Using the records below, locate all lines containing "yordam" and return them.

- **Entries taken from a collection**
<<<<
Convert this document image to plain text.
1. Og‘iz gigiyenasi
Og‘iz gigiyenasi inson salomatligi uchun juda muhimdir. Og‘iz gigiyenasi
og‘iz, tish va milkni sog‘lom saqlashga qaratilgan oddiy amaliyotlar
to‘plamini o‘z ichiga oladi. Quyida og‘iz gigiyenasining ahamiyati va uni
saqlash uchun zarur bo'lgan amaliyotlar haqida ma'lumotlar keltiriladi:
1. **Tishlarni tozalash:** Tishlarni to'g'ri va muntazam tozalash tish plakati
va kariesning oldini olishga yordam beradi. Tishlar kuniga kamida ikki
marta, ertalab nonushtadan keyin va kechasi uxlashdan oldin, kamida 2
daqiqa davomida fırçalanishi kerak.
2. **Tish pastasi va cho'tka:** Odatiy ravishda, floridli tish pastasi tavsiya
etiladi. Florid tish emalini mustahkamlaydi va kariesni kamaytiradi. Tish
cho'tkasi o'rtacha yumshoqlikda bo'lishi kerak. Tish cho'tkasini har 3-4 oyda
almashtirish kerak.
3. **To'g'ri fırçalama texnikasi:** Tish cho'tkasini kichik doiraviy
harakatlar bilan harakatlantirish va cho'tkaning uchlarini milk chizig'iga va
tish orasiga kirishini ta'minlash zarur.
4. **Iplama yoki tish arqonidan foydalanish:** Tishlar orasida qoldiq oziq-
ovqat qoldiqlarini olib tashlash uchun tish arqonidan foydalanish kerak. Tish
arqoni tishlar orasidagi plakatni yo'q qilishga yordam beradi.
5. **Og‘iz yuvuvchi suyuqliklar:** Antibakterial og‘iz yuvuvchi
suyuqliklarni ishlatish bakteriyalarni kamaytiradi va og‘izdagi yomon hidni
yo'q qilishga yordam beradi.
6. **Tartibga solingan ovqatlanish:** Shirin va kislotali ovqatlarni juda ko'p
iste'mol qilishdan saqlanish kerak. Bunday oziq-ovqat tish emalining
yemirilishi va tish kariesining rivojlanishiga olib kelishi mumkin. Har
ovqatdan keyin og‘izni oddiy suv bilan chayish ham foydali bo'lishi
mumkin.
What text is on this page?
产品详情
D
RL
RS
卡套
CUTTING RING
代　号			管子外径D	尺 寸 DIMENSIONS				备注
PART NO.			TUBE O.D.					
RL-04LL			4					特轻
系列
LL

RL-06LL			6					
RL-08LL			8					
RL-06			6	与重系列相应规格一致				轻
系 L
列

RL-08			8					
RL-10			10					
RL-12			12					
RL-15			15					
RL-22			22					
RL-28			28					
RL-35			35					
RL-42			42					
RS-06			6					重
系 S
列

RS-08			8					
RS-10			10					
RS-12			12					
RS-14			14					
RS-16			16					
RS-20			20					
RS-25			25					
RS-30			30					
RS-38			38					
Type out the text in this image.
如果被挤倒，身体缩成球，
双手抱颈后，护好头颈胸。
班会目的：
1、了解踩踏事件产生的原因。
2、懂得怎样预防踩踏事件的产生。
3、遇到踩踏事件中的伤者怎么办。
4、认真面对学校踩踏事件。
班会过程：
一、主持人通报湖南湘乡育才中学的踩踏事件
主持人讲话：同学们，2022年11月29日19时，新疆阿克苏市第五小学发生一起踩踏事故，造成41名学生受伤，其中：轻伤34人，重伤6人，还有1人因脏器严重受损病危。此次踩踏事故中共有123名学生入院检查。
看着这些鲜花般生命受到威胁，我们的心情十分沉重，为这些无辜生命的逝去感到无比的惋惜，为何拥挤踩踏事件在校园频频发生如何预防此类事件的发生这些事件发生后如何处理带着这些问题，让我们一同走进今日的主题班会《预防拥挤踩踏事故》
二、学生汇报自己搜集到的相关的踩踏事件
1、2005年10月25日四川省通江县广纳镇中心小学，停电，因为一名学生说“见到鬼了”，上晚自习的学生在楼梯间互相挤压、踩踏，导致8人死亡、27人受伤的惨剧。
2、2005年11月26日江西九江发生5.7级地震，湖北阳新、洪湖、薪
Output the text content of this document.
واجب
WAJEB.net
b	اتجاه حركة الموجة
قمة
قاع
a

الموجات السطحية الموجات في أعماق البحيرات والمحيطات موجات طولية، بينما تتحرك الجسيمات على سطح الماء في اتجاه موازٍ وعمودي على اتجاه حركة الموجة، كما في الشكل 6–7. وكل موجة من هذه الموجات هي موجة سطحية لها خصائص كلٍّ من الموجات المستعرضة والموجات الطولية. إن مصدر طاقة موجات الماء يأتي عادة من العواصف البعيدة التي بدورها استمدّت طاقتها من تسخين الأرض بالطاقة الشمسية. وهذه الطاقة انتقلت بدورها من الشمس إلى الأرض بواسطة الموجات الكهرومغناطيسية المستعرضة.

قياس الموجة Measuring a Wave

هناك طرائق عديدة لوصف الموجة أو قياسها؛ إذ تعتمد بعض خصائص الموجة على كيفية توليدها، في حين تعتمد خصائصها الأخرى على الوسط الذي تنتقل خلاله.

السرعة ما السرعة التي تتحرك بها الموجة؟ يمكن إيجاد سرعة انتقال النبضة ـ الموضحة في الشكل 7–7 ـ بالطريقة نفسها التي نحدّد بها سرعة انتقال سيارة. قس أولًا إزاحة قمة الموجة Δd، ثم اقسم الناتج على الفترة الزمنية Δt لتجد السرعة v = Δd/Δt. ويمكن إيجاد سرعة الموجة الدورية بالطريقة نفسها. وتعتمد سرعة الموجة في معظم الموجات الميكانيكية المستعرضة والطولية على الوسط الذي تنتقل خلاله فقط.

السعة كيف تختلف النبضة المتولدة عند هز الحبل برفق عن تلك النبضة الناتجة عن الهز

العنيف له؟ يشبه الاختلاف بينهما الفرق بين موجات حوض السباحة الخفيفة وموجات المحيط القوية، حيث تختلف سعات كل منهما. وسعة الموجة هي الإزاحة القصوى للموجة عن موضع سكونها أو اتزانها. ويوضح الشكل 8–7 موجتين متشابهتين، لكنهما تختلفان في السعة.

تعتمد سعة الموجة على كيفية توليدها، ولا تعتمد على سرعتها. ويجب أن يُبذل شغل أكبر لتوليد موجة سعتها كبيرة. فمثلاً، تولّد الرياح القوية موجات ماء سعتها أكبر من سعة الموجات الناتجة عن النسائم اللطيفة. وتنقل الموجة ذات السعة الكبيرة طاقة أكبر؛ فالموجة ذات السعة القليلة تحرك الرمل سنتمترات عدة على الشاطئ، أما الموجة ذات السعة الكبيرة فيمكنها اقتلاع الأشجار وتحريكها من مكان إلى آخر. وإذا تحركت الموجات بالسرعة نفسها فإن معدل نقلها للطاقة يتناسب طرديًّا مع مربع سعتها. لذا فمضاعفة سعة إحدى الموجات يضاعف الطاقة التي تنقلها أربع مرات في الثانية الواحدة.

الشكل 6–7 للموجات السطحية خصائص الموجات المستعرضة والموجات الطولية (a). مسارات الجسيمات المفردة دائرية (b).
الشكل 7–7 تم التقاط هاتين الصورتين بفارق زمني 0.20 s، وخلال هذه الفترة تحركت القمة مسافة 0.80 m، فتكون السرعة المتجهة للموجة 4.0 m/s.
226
>>>>
- **PROBLEM SOLUTION**
va kariesning oldini olishga yordam beradi. Tishlar kuniga kamida ikki
arqoni tishlar orasidagi plakatni yo'q qilishga yordam beradi.
yo'q qilishga yordam beradi.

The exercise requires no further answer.